Extracted data entries
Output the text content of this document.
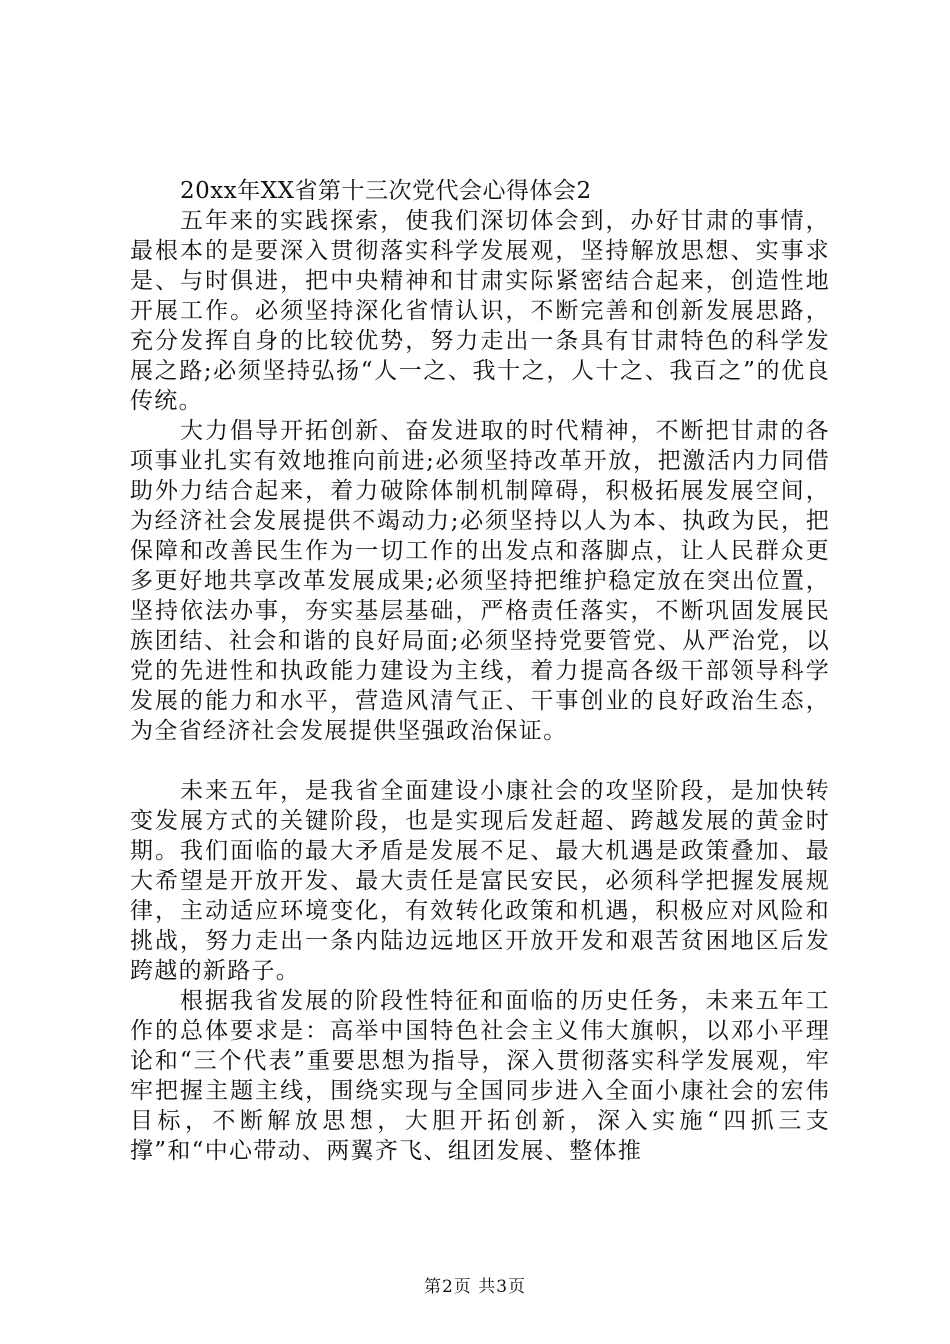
20xx年XX省第十三次党代会心得体会2

五年来的实践探索，使我们深切体会到，办好甘肃的事情，最根本的是要深入贯彻落实科学发展观，坚持解放思想、实事求是、与时俱进，把中央精神和甘肃实际紧密结合起来，创造性地开展工作。必须坚持深化省情认识，不断完善和创新发展思路，充分发挥自身的比较优势，努力走出一条具有甘肃特色的科学发展之路;必须坚持弘扬“人一之、我十之，人十之、我百之”的优良传统。

大力倡导开拓创新、奋发进取的时代精神，不断把甘肃的各项事业扎实有效地推向前进;必须坚持改革开放，把激活内力同借助外力结合起来，着力破除体制机制障碍，积极拓展发展空间，为经济社会发展提供不竭动力;必须坚持以人为本、执政为民，把保障和改善民生作为一切工作的出发点和落脚点，让人民群众更多更好地共享改革发展成果;必须坚持把维护稳定放在突出位置，坚持依法办事，夯实基层基础，严格责任落实，不断巩固发展民族团结、社会和谐的良好局面;必须坚持党要管党、从严治党，以党的先进性和执政能力建设为主线，着力提高各级干部领导科学发展的能力和水平，营造风清气正、干事创业的良好政治生态，为全省经济社会发展提供坚强政治保证。

未来五年，是我省全面建设小康社会的攻坚阶段，是加快转变发展方式的关键阶段，也是实现后发赶超、跨越发展的黄金时期。我们面临的最大矛盾是发展不足、最大机遇是政策叠加、最大希望是开放开发、最大责任是富民安民，必须科学把握发展规律，主动适应环境变化，有效转化政策和机遇，积极应对风险和挑战，努力走出一条内陆边远地区开放开发和艰苦贫困地区后发跨越的新路子。

根据我省发展的阶段性特征和面临的历史任务，未来五年工作的总体要求是：高举中国特色社会主义伟大旗帜，以邓小平理论和“三个代表”重要思想为指导，深入贯彻落实科学发展观，牢牢把握主题主线，围绕实现与全国同步进入全面小康社会的宏伟目标，不断解放思想，大胆开拓创新，深入实施“四抓三支撑”和“中心带动、两翼齐飞、组团发展、整体推

第2页 共3页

#### [REQUEST]
Transcribe every entry word for word, but omit the pictures.

#### [OUTPUT OF THE TASK]
Output the text content of this document.
20xx年XX省第十三次党代会心得体会2

五年来的实践探索，使我们深切体会到，办好甘肃的事情，最根本的是要深入贯彻落实科学发展观，坚持解放思想、实事求是、与时俱进，把中央精神和甘肃实际紧密结合起来，创造性地开展工作。必须坚持深化省情认识，不断完善和创新发展思路，充分发挥自身的比较优势，努力走出一条具有甘肃特色的科学发展之路;必须坚持弘扬“人一之、我十之，人十之、我百之”的优良传统。

大力倡导开拓创新、奋发进取的时代精神，不断把甘肃的各项事业扎实有效地推向前进;必须坚持改革开放，把激活内力同借助外力结合起来，着力破除体制机制障碍，积极拓展发展空间，为经济社会发展提供不竭动力;必须坚持以人为本、执政为民，把保障和改善民生作为一切工作的出发点和落脚点，让人民群众更多更好地共享改革发展成果;必须坚持把维护稳定放在突出位置，坚持依法办事，夯实基层基础，严格责任落实，不断巩固发展民族团结、社会和谐的良好局面;必须坚持党要管党、从严治党，以党的先进性和执政能力建设为主线，着力提高各级干部领导科学发展的能力和水平，营造风清气正、干事创业的良好政治生态，为全省经济社会发展提供坚强政治保证。

未来五年，是我省全面建设小康社会的攻坚阶段，是加快转变发展方式的关键阶段，也是实现后发赶超、跨越发展的黄金时期。我们面临的最大矛盾是发展不足、最大机遇是政策叠加、最大希望是开放开发、最大责任是富民安民，必须科学把握发展规律，主动适应环境变化，有效转化政策和机遇，积极应对风险和挑战，努力走出一条内陆边远地区开放开发和艰苦贫困地区后发跨越的新路子。

根据我省发展的阶段性特征和面临的历史任务，未来五年工作的总体要求是：高举中国特色社会主义伟大旗帜，以邓小平理论和“三个代表”重要思想为指导，深入贯彻落实科学发展观，牢牢把握主题主线，围绕实现与全国同步进入全面小康社会的宏伟目标，不断解放思想，大胆开拓创新，深入实施“四抓三支撑”和“中心带动、两翼齐飞、组团发展、整体推

第2页 共3页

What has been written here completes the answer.